> Task to complete: From the listing below, pull out the lines that hold "title".

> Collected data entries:
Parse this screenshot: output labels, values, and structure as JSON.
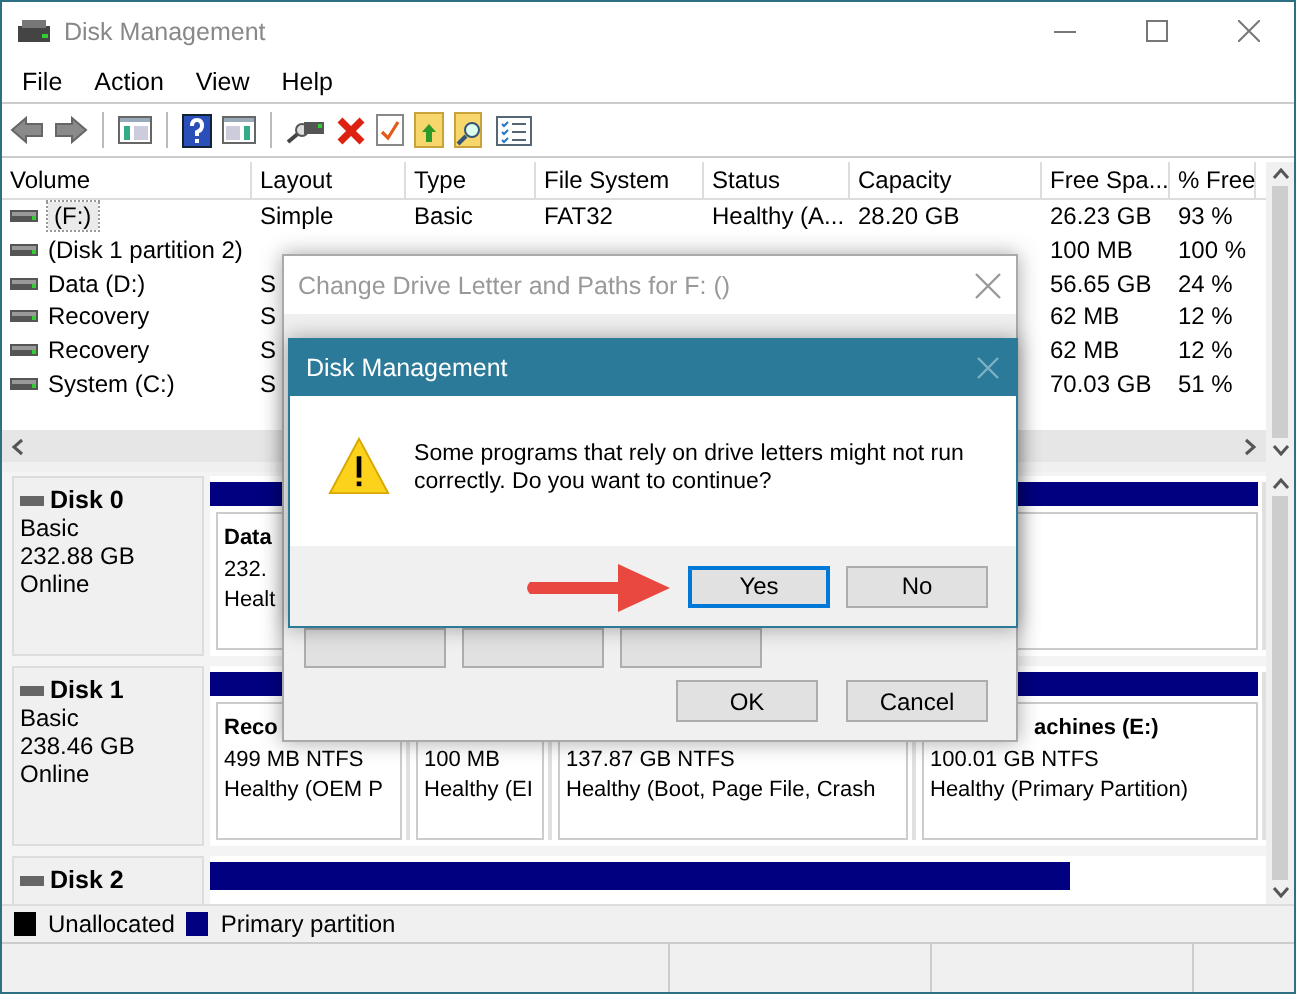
{
  "window": {
    "title": "Disk Management"
  },
  "menu": [
    {
      "label": "File"
    },
    {
      "label": "Action"
    },
    {
      "label": "View"
    },
    {
      "label": "Help"
    }
  ],
  "volumes": {
    "columns": [
      "Volume",
      "Layout",
      "Type",
      "File System",
      "Status",
      "Capacity",
      "Free Spa...",
      "% Free"
    ],
    "rows": [
      {
        "volume": "(F:)",
        "layout": "Simple",
        "type": "Basic",
        "file_system": "FAT32",
        "status": "Healthy (A...",
        "capacity": "28.20 GB",
        "free_space": "26.23 GB",
        "percent_free": "93 %",
        "selected": true
      },
      {
        "volume": "(Disk 1 partition 2)",
        "free_space": "100 MB",
        "percent_free": "100 %",
        "selected": false
      },
      {
        "volume": "Data (D:)",
        "layout": "S",
        "free_space": "56.65 GB",
        "percent_free": "24 %",
        "selected": false
      },
      {
        "volume": "Recovery",
        "layout": "S",
        "free_space": "62 MB",
        "percent_free": "12 %",
        "selected": false
      },
      {
        "volume": "Recovery",
        "layout": "S",
        "free_space": "62 MB",
        "percent_free": "12 %",
        "selected": false
      },
      {
        "volume": "System (C:)",
        "layout": "S",
        "free_space": "70.03 GB",
        "percent_free": "51 %",
        "selected": false
      }
    ]
  },
  "disks": [
    {
      "name": "Disk 0",
      "type": "Basic",
      "size": "232.88 GB",
      "status": "Online",
      "partitions": [
        {
          "label": "Data",
          "size": "232.",
          "status": "Healt"
        }
      ]
    },
    {
      "name": "Disk 1",
      "type": "Basic",
      "size": "238.46 GB",
      "status": "Online",
      "partitions": [
        {
          "label": "Reco",
          "size": "499 MB NTFS",
          "status": "Healthy (OEM P"
        },
        {
          "size": "100 MB",
          "status": "Healthy (EI"
        },
        {
          "size": "137.87 GB NTFS",
          "status": "Healthy (Boot, Page File, Crash"
        },
        {
          "label": "achines  (E:)",
          "size": "100.01 GB NTFS",
          "status": "Healthy (Primary Partition)"
        }
      ]
    },
    {
      "name": "Disk 2"
    }
  ],
  "legend": [
    {
      "label": "Unallocated",
      "color": "#000000"
    },
    {
      "label": "Primary partition",
      "color": "#000080"
    }
  ],
  "change_dialog": {
    "title": "Change Drive Letter and Paths for F: ()",
    "buttons": [
      {
        "label": "OK"
      },
      {
        "label": "Cancel"
      }
    ]
  },
  "confirm_dialog": {
    "title": "Disk Management",
    "message": "Some programs that rely on drive letters might not run correctly. Do you want to continue?",
    "buttons": [
      {
        "label": "Yes",
        "focused": true
      },
      {
        "label": "No",
        "focused": false
      }
    ]
  }
}
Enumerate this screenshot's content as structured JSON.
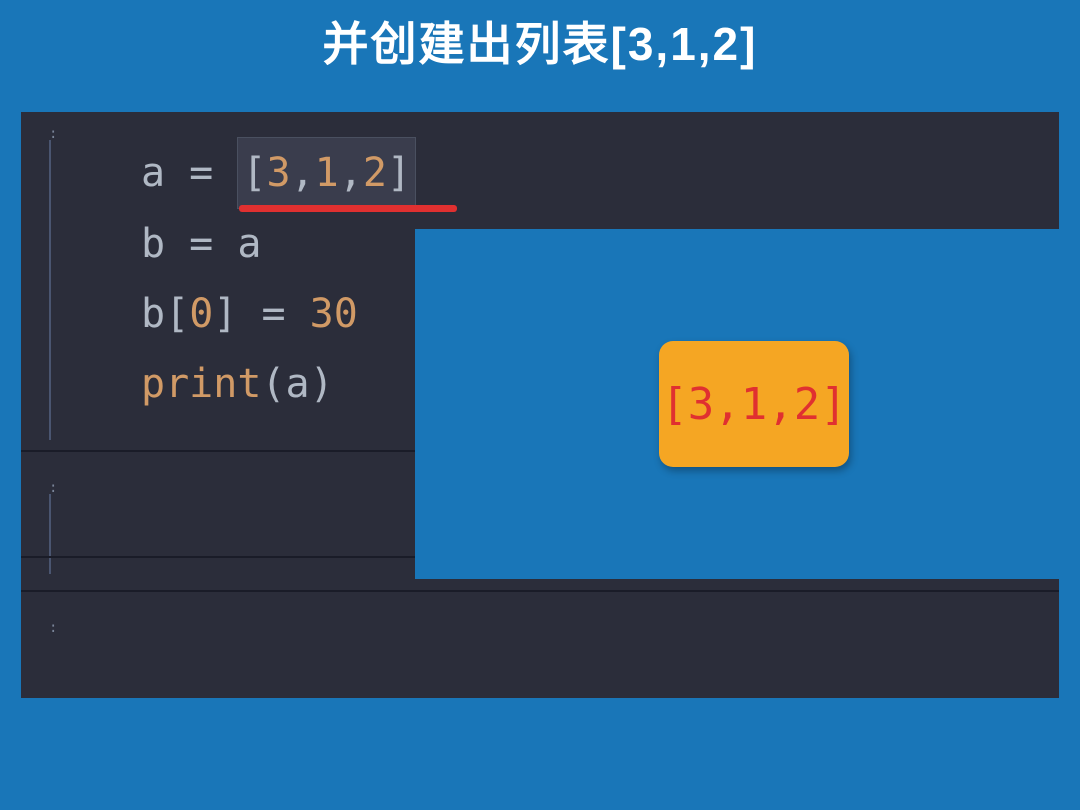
{
  "title": "并创建出列表[3,1,2]",
  "code": {
    "line1": {
      "var": "a",
      "eq": " = ",
      "lb": "[",
      "n1": "3",
      "c1": ",",
      "n2": "1",
      "c2": ",",
      "n3": "2",
      "rb": "]"
    },
    "line2": {
      "var": "b",
      "eq": " = ",
      "rhs": "a"
    },
    "line3": {
      "var": "b",
      "lb": "[",
      "idx": "0",
      "rb": "]",
      "eq": " = ",
      "val": "30"
    },
    "line4": {
      "fn": "print",
      "lp": "(",
      "arg": "a",
      "rp": ")"
    }
  },
  "illustration": {
    "list_value": "[3,1,2]"
  }
}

> Solution:
    "title": "Disk Management"
    "title": "Change Drive Letter and Paths for F: ()",
    "title": "Disk Management",
  "title": "并创建出列表[3,1,2]",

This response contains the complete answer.